→ **EXERCISE GOAL**: Type the records out again in full, exactly.

→ **DATA**:
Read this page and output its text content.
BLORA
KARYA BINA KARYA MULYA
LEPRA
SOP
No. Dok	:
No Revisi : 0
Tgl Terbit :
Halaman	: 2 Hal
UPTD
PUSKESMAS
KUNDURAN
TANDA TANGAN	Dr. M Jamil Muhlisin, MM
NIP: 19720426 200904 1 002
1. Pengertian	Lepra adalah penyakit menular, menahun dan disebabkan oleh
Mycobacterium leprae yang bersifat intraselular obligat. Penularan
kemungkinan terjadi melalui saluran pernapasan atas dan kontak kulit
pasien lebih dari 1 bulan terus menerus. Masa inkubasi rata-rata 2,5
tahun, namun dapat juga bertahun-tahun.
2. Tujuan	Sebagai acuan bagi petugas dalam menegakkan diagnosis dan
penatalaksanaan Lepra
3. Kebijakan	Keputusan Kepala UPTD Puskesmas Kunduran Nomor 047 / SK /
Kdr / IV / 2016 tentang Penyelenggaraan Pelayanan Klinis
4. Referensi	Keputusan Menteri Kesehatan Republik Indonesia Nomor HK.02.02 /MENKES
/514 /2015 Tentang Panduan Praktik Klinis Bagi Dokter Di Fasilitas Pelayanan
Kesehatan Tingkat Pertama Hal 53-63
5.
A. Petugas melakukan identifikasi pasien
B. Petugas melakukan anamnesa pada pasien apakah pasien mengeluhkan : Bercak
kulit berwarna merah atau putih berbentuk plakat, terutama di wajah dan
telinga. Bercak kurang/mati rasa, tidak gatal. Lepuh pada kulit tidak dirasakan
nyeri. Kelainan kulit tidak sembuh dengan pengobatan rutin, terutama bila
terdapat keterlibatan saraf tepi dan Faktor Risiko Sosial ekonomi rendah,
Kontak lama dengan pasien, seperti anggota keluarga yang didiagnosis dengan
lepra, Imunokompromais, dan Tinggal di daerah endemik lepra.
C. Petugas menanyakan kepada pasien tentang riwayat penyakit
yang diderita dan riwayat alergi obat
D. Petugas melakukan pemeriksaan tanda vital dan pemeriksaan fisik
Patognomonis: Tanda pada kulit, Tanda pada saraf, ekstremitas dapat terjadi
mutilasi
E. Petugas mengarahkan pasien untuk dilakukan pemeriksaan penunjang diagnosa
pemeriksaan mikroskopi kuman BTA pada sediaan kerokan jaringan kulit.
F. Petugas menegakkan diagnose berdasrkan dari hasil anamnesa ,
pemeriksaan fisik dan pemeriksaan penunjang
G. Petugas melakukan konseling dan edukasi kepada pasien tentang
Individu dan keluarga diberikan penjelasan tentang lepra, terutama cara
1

→ **ANSWER TO THIS PROBLEM**:
Read this page and output its text content.
BLORA
KARYA BINA KARYA MULYA
LEPRA
SOP
No. Dok	:
No Revisi : 0
Tgl Terbit :
Halaman	: 2 Hal
UPTD
PUSKESMAS
KUNDURAN
TANDA TANGAN	Dr. M Jamil Muhlisin, MM
NIP: 19720426 200904 1 002
1. Pengertian	Lepra adalah penyakit menular, menahun dan disebabkan oleh
Mycobacterium leprae yang bersifat intraselular obligat. Penularan
kemungkinan terjadi melalui saluran pernapasan atas dan kontak kulit
pasien lebih dari 1 bulan terus menerus. Masa inkubasi rata-rata 2,5
tahun, namun dapat juga bertahun-tahun.
2. Tujuan	Sebagai acuan bagi petugas dalam menegakkan diagnosis dan
penatalaksanaan Lepra
3. Kebijakan	Keputusan Kepala UPTD Puskesmas Kunduran Nomor 047 / SK /
Kdr / IV / 2016 tentang Penyelenggaraan Pelayanan Klinis
4. Referensi	Keputusan Menteri Kesehatan Republik Indonesia Nomor HK.02.02 /MENKES
/514 /2015 Tentang Panduan Praktik Klinis Bagi Dokter Di Fasilitas Pelayanan
Kesehatan Tingkat Pertama Hal 53-63
5.
A. Petugas melakukan identifikasi pasien
B. Petugas melakukan anamnesa pada pasien apakah pasien mengeluhkan : Bercak
kulit berwarna merah atau putih berbentuk plakat, terutama di wajah dan
telinga. Bercak kurang/mati rasa, tidak gatal. Lepuh pada kulit tidak dirasakan
nyeri. Kelainan kulit tidak sembuh dengan pengobatan rutin, terutama bila
terdapat keterlibatan saraf tepi dan Faktor Risiko Sosial ekonomi rendah,
Kontak lama dengan pasien, seperti anggota keluarga yang didiagnosis dengan
lepra, Imunokompromais, dan Tinggal di daerah endemik lepra.
C. Petugas menanyakan kepada pasien tentang riwayat penyakit
yang diderita dan riwayat alergi obat
D. Petugas melakukan pemeriksaan tanda vital dan pemeriksaan fisik
Patognomonis: Tanda pada kulit, Tanda pada saraf, ekstremitas dapat terjadi
mutilasi
E. Petugas mengarahkan pasien untuk dilakukan pemeriksaan penunjang diagnosa
pemeriksaan mikroskopi kuman BTA pada sediaan kerokan jaringan kulit.
F. Petugas menegakkan diagnose berdasrkan dari hasil anamnesa ,
pemeriksaan fisik dan pemeriksaan penunjang
G. Petugas melakukan konseling dan edukasi kepada pasien tentang
Individu dan keluarga diberikan penjelasan tentang lepra, terutama cara
1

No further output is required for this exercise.